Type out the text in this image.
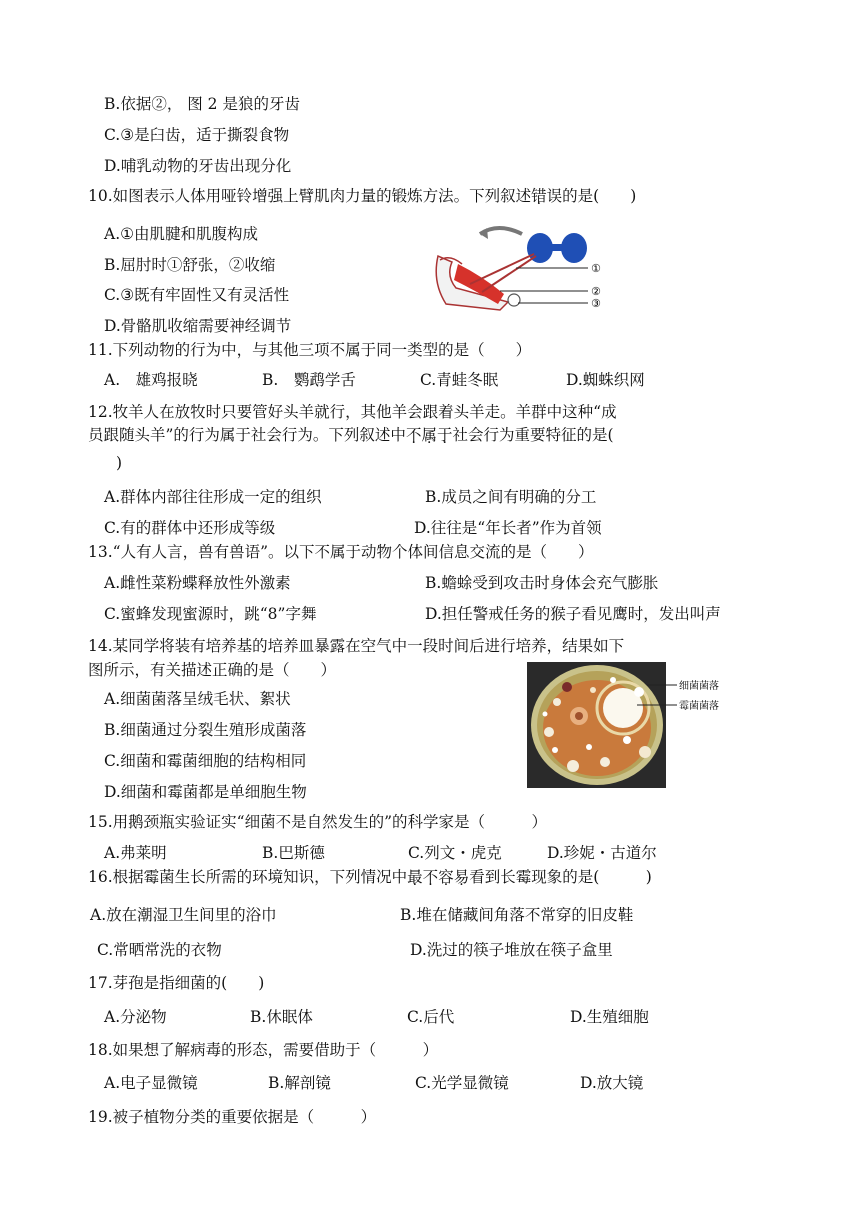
B.依据②， 图 2 是狼的牙齿
C.③是臼齿，适于撕裂食物
D.哺乳动物的牙齿出现分化
10.如图表示人体用哑铃增强上臂肌肉力量的锻炼方法。下列叙述错误的是(　　)
A.①由肌腱和肌腹构成
B.屈肘时①舒张，②收缩
C.③既有牢固性又有灵活性
D.骨骼肌收缩需要神经调节
①
②
③
11.下列动物的行为中，与其他三项不属于同一类型的是（　　）
A.　雄鸡报晓	B.　鹦鹉学舌	C.青蛙冬眠	D.蜘蛛织网
12.牧羊人在放牧时只要管好头羊就行，其他羊会跟着头羊走。羊群中这种“成
员跟随头羊”的行为属于社会行为。下列叙述中不属于社会行为重要特征的是(
)
A.群体内部往往形成一定的组织	B.成员之间有明确的分工
C.有的群体中还形成等级	D.往往是“年长者”作为首领
13.“人有人言，兽有兽语”。以下不属于动物个体间信息交流的是（　　）
A.雌性菜粉蝶释放性外激素	B.蟾蜍受到攻击时身体会充气膨胀
C.蜜蜂发现蜜源时，跳“8”字舞	D.担任警戒任务的猴子看见鹰时，发出叫声
14.某同学将装有培养基的培养皿暴露在空气中一段时间后进行培养，结果如下
图所示，有关描述正确的是（　　）
A.细菌菌落呈绒毛状、絮状
B.细菌通过分裂生殖形成菌落
C.细菌和霉菌细胞的结构相同
D.细菌和霉菌都是单细胞生物
细菌菌落
霉菌菌落
15.用鹅颈瓶实验证实“细菌不是自然发生的”的科学家是（　　　）
A.弗莱明	B.巴斯德	C.列文・虎克	D.珍妮・古道尔
16.根据霉菌生长所需的环境知识，下列情况中最不容易看到长霉现象的是(　　　)
A.放在潮湿卫生间里的浴巾	B.堆在储藏间角落不常穿的旧皮鞋
C.常晒常洗的衣物	D.洗过的筷子堆放在筷子盒里
17.芽孢是指细菌的(　　)
A.分泌物	B.休眠体	C.后代	D.生殖细胞
18.如果想了解病毒的形态，需要借助于（　　　）
A.电子显微镜	B.解剖镜	C.光学显微镜	D.放大镜
19.被子植物分类的重要依据是（　　　）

++++++++++++++++++++

STATED GOAL –
The pictures should not appear in the copy; every other part of the records above must be returned exactly.

THE OUTPUT –
Type out the text in this image.
B.依据②， 图 2 是狼的牙齿
C.③是臼齿，适于撕裂食物
D.哺乳动物的牙齿出现分化
10.如图表示人体用哑铃增强上臂肌肉力量的锻炼方法。下列叙述错误的是(　　)
A.①由肌腱和肌腹构成
B.屈肘时①舒张，②收缩
C.③既有牢固性又有灵活性
D.骨骼肌收缩需要神经调节
①
②
③
11.下列动物的行为中，与其他三项不属于同一类型的是（　　）
A.　雄鸡报晓	B.　鹦鹉学舌	C.青蛙冬眠	D.蜘蛛织网
12.牧羊人在放牧时只要管好头羊就行，其他羊会跟着头羊走。羊群中这种“成
员跟随头羊”的行为属于社会行为。下列叙述中不属于社会行为重要特征的是(
)
A.群体内部往往形成一定的组织	B.成员之间有明确的分工
C.有的群体中还形成等级	D.往往是“年长者”作为首领
13.“人有人言，兽有兽语”。以下不属于动物个体间信息交流的是（　　）
A.雌性菜粉蝶释放性外激素	B.蟾蜍受到攻击时身体会充气膨胀
C.蜜蜂发现蜜源时，跳“8”字舞	D.担任警戒任务的猴子看见鹰时，发出叫声
14.某同学将装有培养基的培养皿暴露在空气中一段时间后进行培养，结果如下
图所示，有关描述正确的是（　　）
A.细菌菌落呈绒毛状、絮状
B.细菌通过分裂生殖形成菌落
C.细菌和霉菌细胞的结构相同
D.细菌和霉菌都是单细胞生物
细菌菌落
霉菌菌落
15.用鹅颈瓶实验证实“细菌不是自然发生的”的科学家是（　　　）
A.弗莱明	B.巴斯德	C.列文・虎克	D.珍妮・古道尔
16.根据霉菌生长所需的环境知识，下列情况中最不容易看到长霉现象的是(　　　)
A.放在潮湿卫生间里的浴巾	B.堆在储藏间角落不常穿的旧皮鞋
C.常晒常洗的衣物	D.洗过的筷子堆放在筷子盒里
17.芽孢是指细菌的(　　)
A.分泌物	B.休眠体	C.后代	D.生殖细胞
18.如果想了解病毒的形态，需要借助于（　　　）
A.电子显微镜	B.解剖镜	C.光学显微镜	D.放大镜
19.被子植物分类的重要依据是（　　　）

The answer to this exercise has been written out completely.